──────── GIVEN DATA

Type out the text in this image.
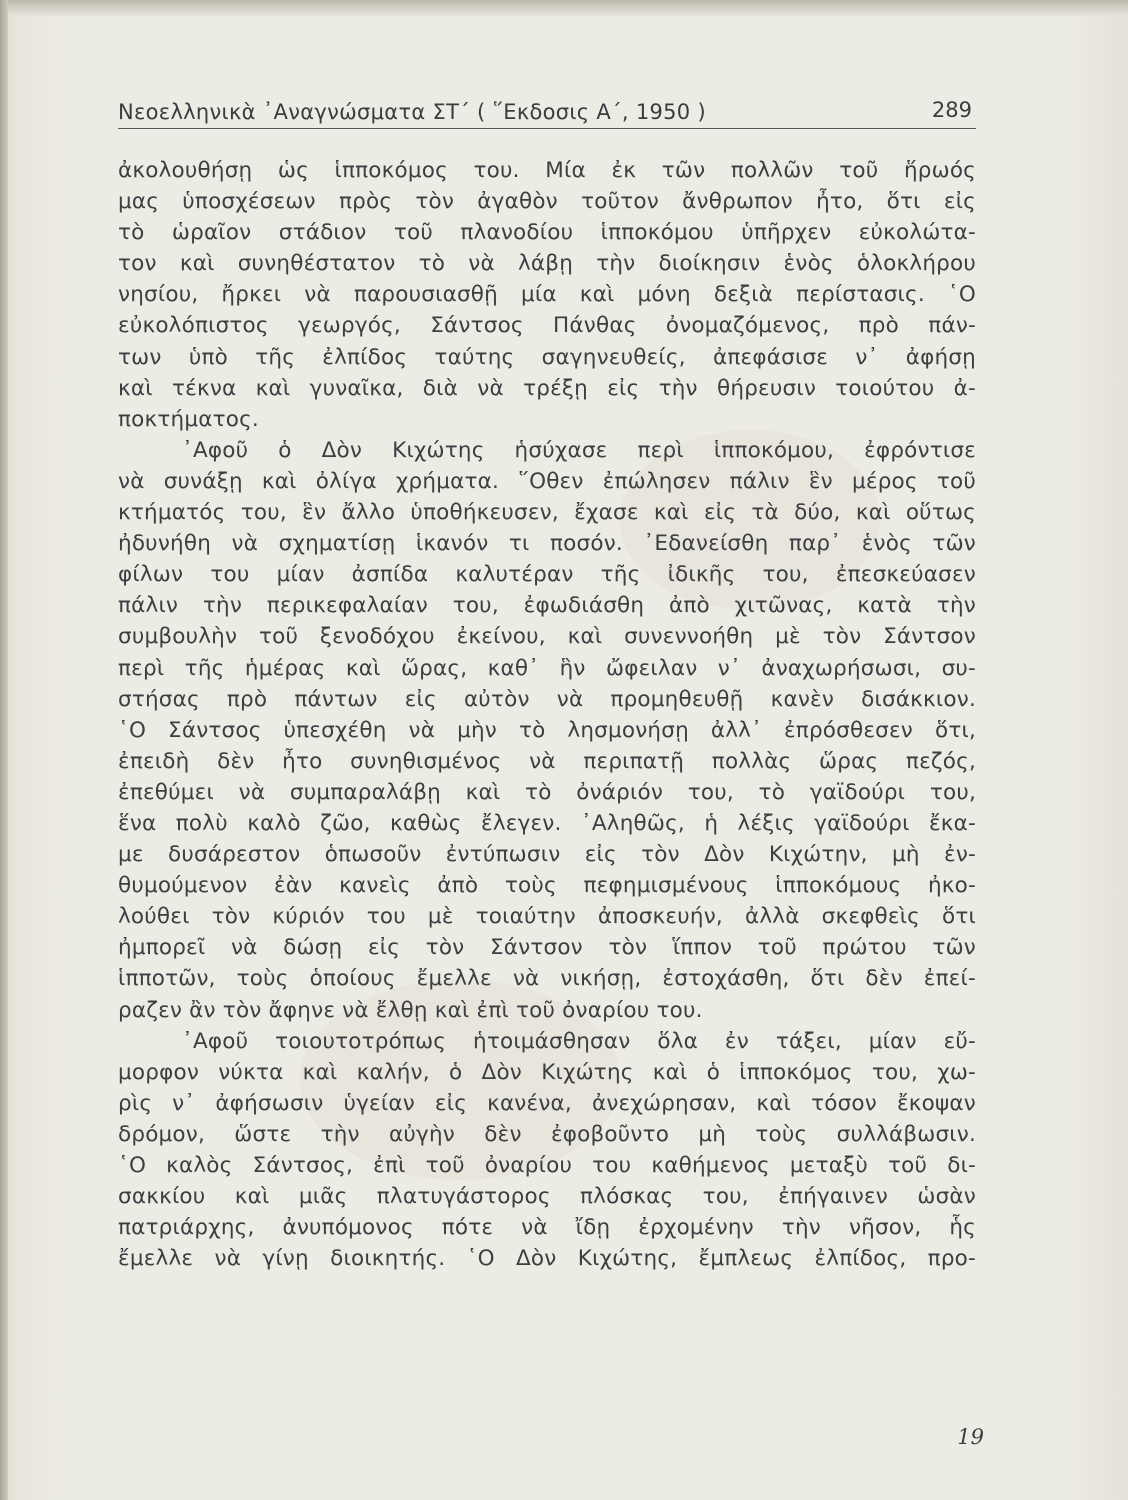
Νεοελληνικὰ ᾿Αναγνώσματα ΣΤ΄ ( ῞Εκδοσις Α΄, 1950 )	289
ἀκολουθήσῃ ὡς ἱπποκόμος του. Μία ἐκ τῶν πολλῶν τοῦ ἥρωός
μας ὑποσχέσεων πρὸς τὸν ἀγαθὸν τοῦτον ἄνθρωπον ἦτο, ὅτι εἰς
τὸ ὡραῖον στάδιον τοῦ πλανοδίου ἱπποκόμου ὑπῆρχεν εὐκολώτα-
τον καὶ συνηθέστατον τὸ νὰ λάβῃ τὴν διοίκησιν ἑνὸς ὁλοκλήρου
νησίου, ἤρκει νὰ παρουσιασθῇ μία καὶ μόνη δεξιὰ περίστασις. ῾Ο
εὐκολόπιστος γεωργός, Σάντσος Πάνθας ὀνομαζόμενος, πρὸ πάν-
των ὑπὸ τῆς ἐλπίδος ταύτης σαγηνευθείς, ἀπεφάσισε ν᾿ ἀφήσῃ
καὶ τέκνα καὶ γυναῖκα, διὰ νὰ τρέξῃ εἰς τὴν θήρευσιν τοιούτου ἀ-
ποκτήματος.
᾿Αφοῦ ὁ Δὸν Κιχώτης ἡσύχασε περὶ ἱπποκόμου, ἐφρόντισε
νὰ συνάξῃ καὶ ὀλίγα χρήματα. ῞Οθεν ἐπώλησεν πάλιν ἓν μέρος τοῦ
κτήματός του, ἓν ἄλλο ὑποθήκευσεν, ἔχασε καὶ εἰς τὰ δύο, καὶ οὕτως
ἠδυνήθη νὰ σχηματίσῃ ἱκανόν τι ποσόν. ᾿Εδανείσθη παρ᾿ ἑνὸς τῶν
φίλων του μίαν ἀσπίδα καλυτέραν τῆς ἰδικῆς του, ἐπεσκεύασεν
πάλιν τὴν περικεφαλαίαν του, ἐφωδιάσθη ἀπὸ χιτῶνας, κατὰ τὴν
συμβουλὴν τοῦ ξενοδόχου ἐκείνου, καὶ συνεννοήθη μὲ τὸν Σάντσον
περὶ τῆς ἡμέρας καὶ ὥρας, καθ᾿ ἣν ὤφειλαν ν᾿ ἀναχωρήσωσι, συ-
στήσας πρὸ πάντων εἰς αὐτὸν νὰ προμηθευθῇ κανὲν δισάκκιον.
῾Ο Σάντσος ὑπεσχέθη νὰ μὴν τὸ λησμονήσῃ ἀλλ᾿ ἐπρόσθεσεν ὅτι,
ἐπειδὴ δὲν ἦτο συνηθισμένος νὰ περιπατῇ πολλὰς ὥρας πεζός,
ἐπεθύμει νὰ συμπαραλάβῃ καὶ τὸ ὀνάριόν του, τὸ γαϊδούρι του,
ἕνα πολὺ καλὸ ζῶο, καθὼς ἔλεγεν. ᾿Αληθῶς, ἡ λέξις γαϊδούρι ἔκα-
με δυσάρεστον ὁπωσοῦν ἐντύπωσιν εἰς τὸν Δὸν Κιχώτην, μὴ ἐν-
θυμούμενον ἐὰν κανεὶς ἀπὸ τοὺς πεφημισμένους ἱπποκόμους ἠκο-
λούθει τὸν κύριόν του μὲ τοιαύτην ἀποσκευήν, ἀλλὰ σκεφθεὶς ὅτι
ἠμπορεῖ νὰ δώσῃ εἰς τὸν Σάντσον τὸν ἵππον τοῦ πρώτου τῶν
ἱπποτῶν, τοὺς ὁποίους ἔμελλε νὰ νικήσῃ, ἐστοχάσθη, ὅτι δὲν ἐπεί-
ραζεν ἂν τὸν ἄφηνε νὰ ἔλθῃ καὶ ἐπὶ τοῦ ὀναρίου του.
᾿Αφοῦ τοιουτοτρόπως ἡτοιμάσθησαν ὅλα ἐν τάξει, μίαν εὔ-
μορφον νύκτα καὶ καλήν, ὁ Δὸν Κιχώτης καὶ ὁ ἱπποκόμος του, χω-
ρὶς ν᾿ ἀφήσωσιν ὑγείαν εἰς κανένα, ἀνεχώρησαν, καὶ τόσον ἔκοψαν
δρόμον, ὥστε τὴν αὐγὴν δὲν ἐφοβοῦντο μὴ τοὺς συλλάβωσιν.
῾Ο καλὸς Σάντσος, ἐπὶ τοῦ ὀναρίου του καθήμενος μεταξὺ τοῦ δι-
σακκίου καὶ μιᾶς πλατυγάστορος πλόσκας του, ἐπήγαινεν ὡσὰν
πατριάρχης, ἀνυπόμονος πότε νὰ ἴδῃ ἐρχομένην τὴν νῆσον, ἧς
ἔμελλε νὰ γίνῃ διοικητής. ῾Ο Δὸν Κιχώτης, ἔμπλεως ἐλπίδος, προ-
19
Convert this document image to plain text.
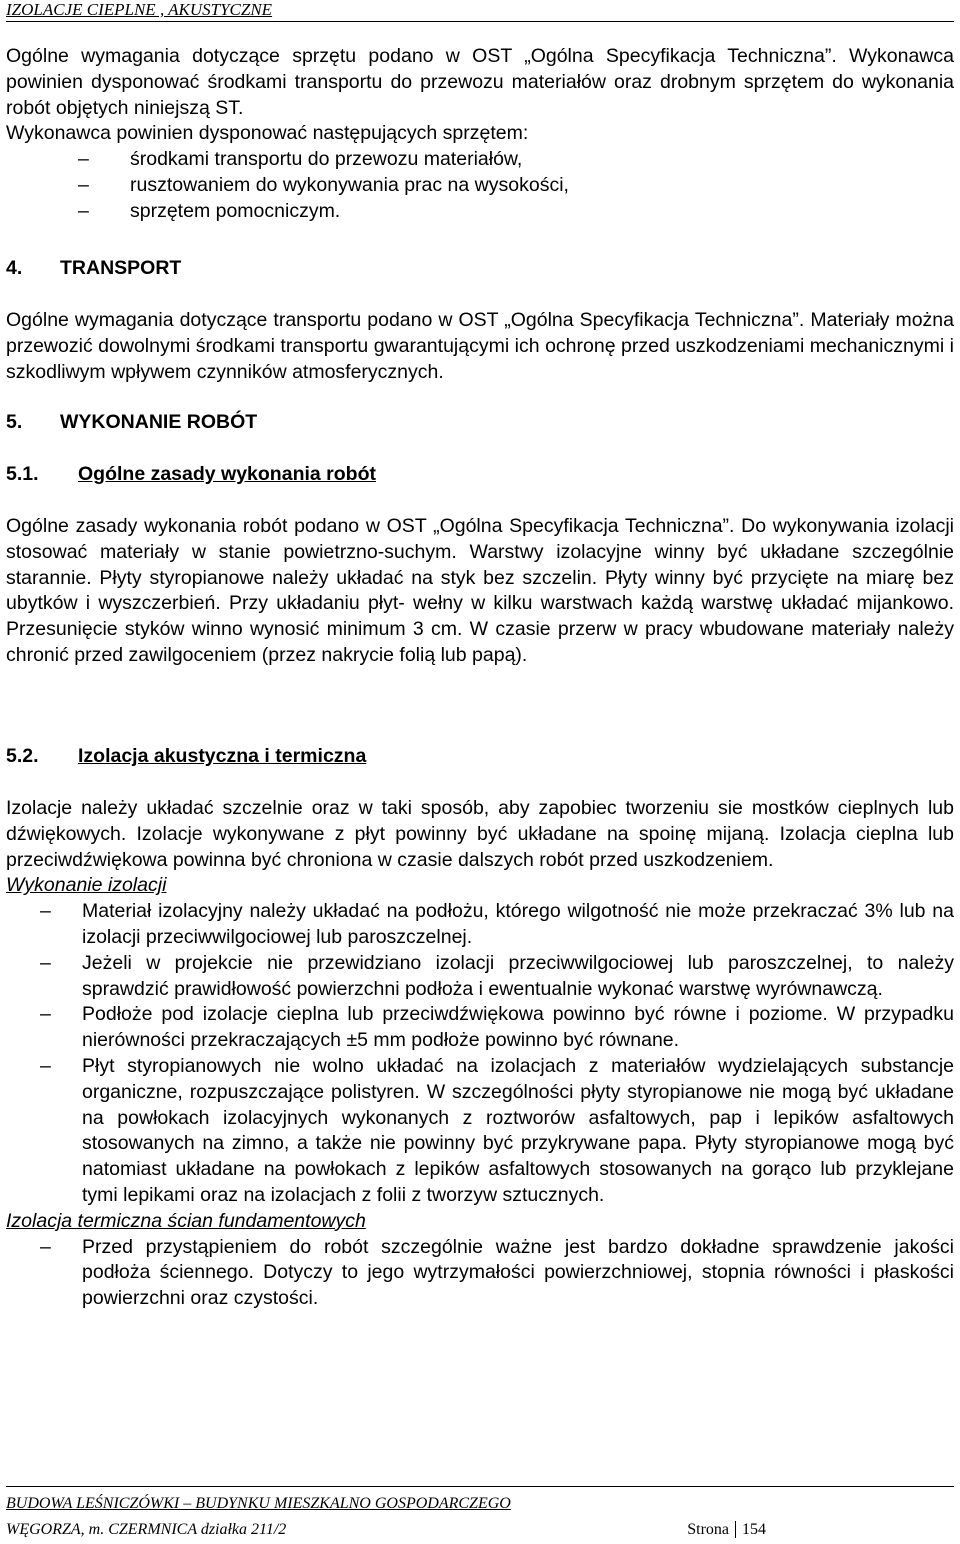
IZOLACJE CIEPLNE , AKUSTYCZNE

Ogólne wymagania dotyczące sprzętu podano w OST „Ogólna Specyfikacja Techniczna”. Wykonawca powinien dysponować środkami transportu do przewozu materiałów oraz drobnym sprzętem do wykonania robót objętych niniejszą ST.

Wykonawca powinien dysponować następujących sprzętem:

– środkami transportu do przewozu materiałów,
– rusztowaniem do wykonywania prac na wysokości,
– sprzętem pomocniczym.
4. TRANSPORT

Ogólne wymagania dotyczące transportu podano w OST „Ogólna Specyfikacja Techniczna”. Materiały można przewozić dowolnymi środkami transportu gwarantującymi ich ochronę przed uszkodzeniami mechanicznymi i szkodliwym wpływem czynników atmosferycznych.

5. WYKONANIE ROBÓT
5.1. Ogólne zasady wykonania robót

Ogólne zasady wykonania robót podano w OST „Ogólna Specyfikacja Techniczna”. Do wykonywania izolacji stosować materiały w stanie powietrzno-suchym. Warstwy izolacyjne winny być układane szczególnie starannie. Płyty styropianowe należy układać na styk bez szczelin. Płyty winny być przycięte na miarę bez ubytków i wyszczerbień. Przy układaniu płyt- wełny w kilku warstwach każdą warstwę układać mijankowo. Przesunięcie styków winno wynosić minimum 3 cm. W czasie przerw w pracy wbudowane materiały należy chronić przed zawilgoceniem (przez nakrycie folią lub papą).

5.2. Izolacja akustyczna i termiczna

Izolacje należy układać szczelnie oraz w taki sposób, aby zapobiec tworzeniu sie mostków cieplnych lub dźwiękowych. Izolacje wykonywane z płyt powinny być układane na spoinę mijaną. Izolacja cieplna lub przeciwdźwiękowa powinna być chroniona w czasie dalszych robót przed uszkodzeniem.

Wykonanie izolacji

– Materiał izolacyjny należy układać na podłożu, którego wilgotność nie może przekraczać 3% lub na izolacji przeciwwilgociowej lub paroszczelnej.
– Jeżeli w projekcie nie przewidziano izolacji przeciwwilgociowej lub paroszczelnej, to należy sprawdzić prawidłowość powierzchni podłoża i ewentualnie wykonać warstwę wyrównawczą.
– Podłoże pod izolacje cieplna lub przeciwdźwiękowa powinno być równe i poziome. W przypadku nierówności przekraczających ±5 mm podłoże powinno być równane.
– Płyt styropianowych nie wolno układać na izolacjach z materiałów wydzielających substancje organiczne, rozpuszczające polistyren. W szczególności płyty styropianowe nie mogą być układane na powłokach izolacyjnych wykonanych z roztworów asfaltowych, pap i lepików asfaltowych stosowanych na zimno, a także nie powinny być przykrywane papa. Płyty styropianowe mogą być natomiast układane na powłokach z lepików asfaltowych stosowanych na gorąco lub przyklejane tymi lepikami oraz na izolacjach z folii z tworzyw sztucznych.

Izolacja termiczna ścian fundamentowych

– Przed przystąpieniem do robót szczególnie ważne jest bardzo dokładne sprawdzenie jakości podłoża ściennego. Dotyczy to jego wytrzymałości powierzchniowej, stopnia równości i płaskości powierzchni oraz czystości.
BUDOWA LEŚNICZÓWKI – BUDYNKU MIESZKALNO GOSPODARCZEGO
WĘGORZA, m. CZERMNICA działka 211/2	Strona 154
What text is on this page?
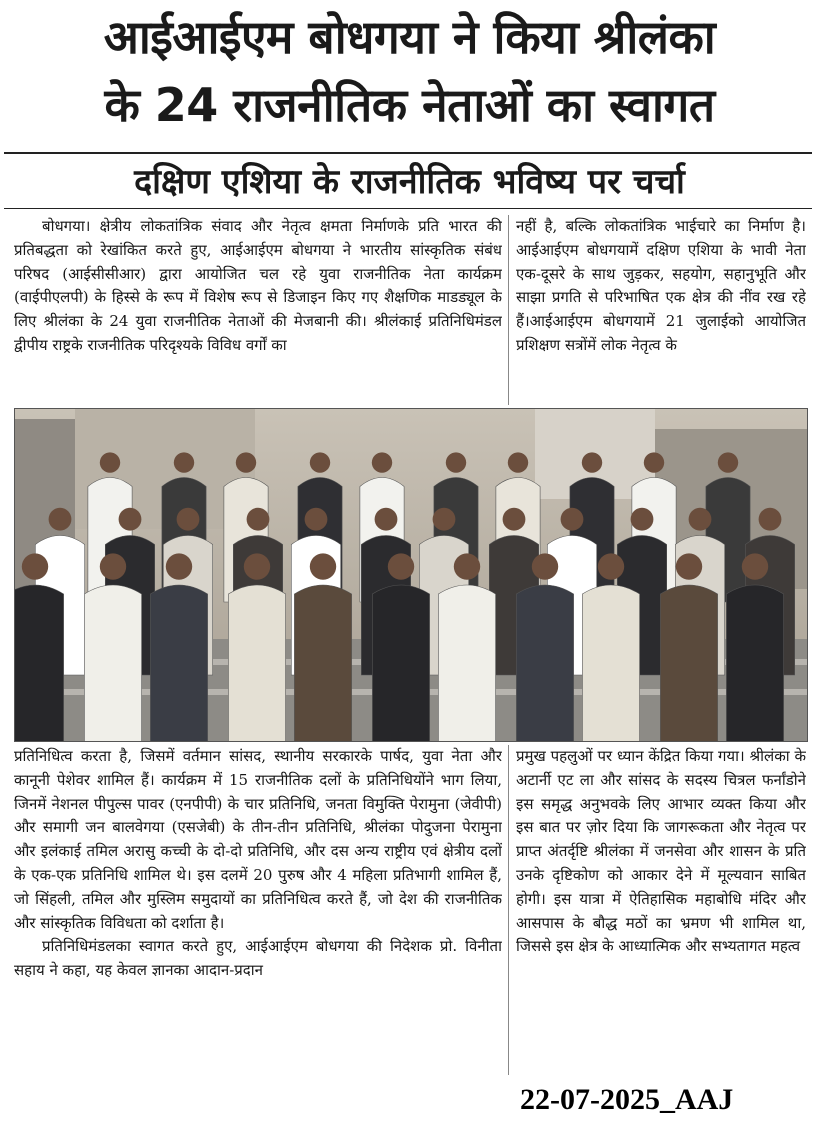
आईआईएम बोधगया ने किया श्रीलंका
के 24 राजनीतिक नेताओं का स्वागत
दक्षिण एशिया के राजनीतिक भविष्य पर चर्चा

बोधगया। क्षेत्रीय लोकतांत्रिक संवाद और नेतृत्व क्षमता निर्माणके प्रति भारत की प्रतिबद्धता को रेखांकित करते हुए, आईआईएम बोधगया ने भारतीय सांस्कृतिक संबंध परिषद (आईसीसीआर) द्वारा आयोजित चल रहे युवा राजनीतिक नेता कार्यक्रम (वाईपीएलपी) के हिस्से के रूप में विशेष रूप से डिजाइन किए गए शैक्षणिक माडड्यूल के लिए श्रीलंका के 24 युवा राजनीतिक नेताओं की मेजबानी की। श्रीलंकाई प्रतिनिधिमंडल द्वीपीय राष्ट्रके राजनीतिक परिदृश्यके विविध वर्गों का

नहीं है, बल्कि लोकतांत्रिक भाईचारे का निर्माण है। आईआईएम बोधगयामें दक्षिण एशिया के भावी नेता एक-दूसरे के साथ जुड़कर, सहयोग, सहानुभूति और साझा प्रगति से परिभाषित एक क्षेत्र की नींव रख रहे हैं।आईआईएम बोधगयामें 21 जुलाईको आयोजित प्रशिक्षण सत्रोंमें लोक नेतृत्व के

प्रतिनिधित्व करता है, जिसमें वर्तमान सांसद, स्थानीय सरकारके पार्षद, युवा नेता और कानूनी पेशेवर शामिल हैं। कार्यक्रम में 15 राजनीतिक दलों के प्रतिनिधियोंने भाग लिया, जिनमें नेशनल पीपुल्स पावर (एनपीपी) के चार प्रतिनिधि, जनता विमुक्ति पेरामुना (जेवीपी) और समागी जन बालवेगया (एसजेबी) के तीन-तीन प्रतिनिधि, श्रीलंका पोदुजना पेरामुना और इलंकाई तमिल अरासु कच्ची के दो-दो प्रतिनिधि, और दस अन्य राष्ट्रीय एवं क्षेत्रीय दलों के एक-एक प्रतिनिधि शामिल थे। इस दलमें 20 पुरुष और 4 महिला प्रतिभागी शामिल हैं, जो सिंहली, तमिल और मुस्लिम समुदायों का प्रतिनिधित्व करते हैं, जो देश की राजनीतिक और सांस्कृतिक विविधता को दर्शाता है।

प्रतिनिधिमंडलका स्वागत करते हुए, आईआईएम बोधगया की निदेशक प्रो. विनीता सहाय ने कहा, यह केवल ज्ञानका आदान-प्रदान

प्रमुख पहलुओं पर ध्यान केंद्रित किया गया। श्रीलंका के अटार्नी एट ला और सांसद के सदस्य चित्रल फर्नांडोने इस समृद्ध अनुभवके लिए आभार व्यक्त किया और इस बात पर ज़ोर दिया कि जागरूकता और नेतृत्व पर प्राप्त अंतर्दृष्टि श्रीलंका में जनसेवा और शासन के प्रति उनके दृष्टिकोण को आकार देने में मूल्यवान साबित होगी। इस यात्रा में ऐतिहासिक महाबोधि मंदिर और आसपास के बौद्ध मठों का भ्रमण भी शामिल था, जिससे इस क्षेत्र के आध्यात्मिक और सभ्यतागत महत्व

22-07-2025_AAJ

────────────────

Some lines of the data may hold the word "ὀναρίου". Say how many do, with nothing else.

RESPONSE TO THE EXERCISE
2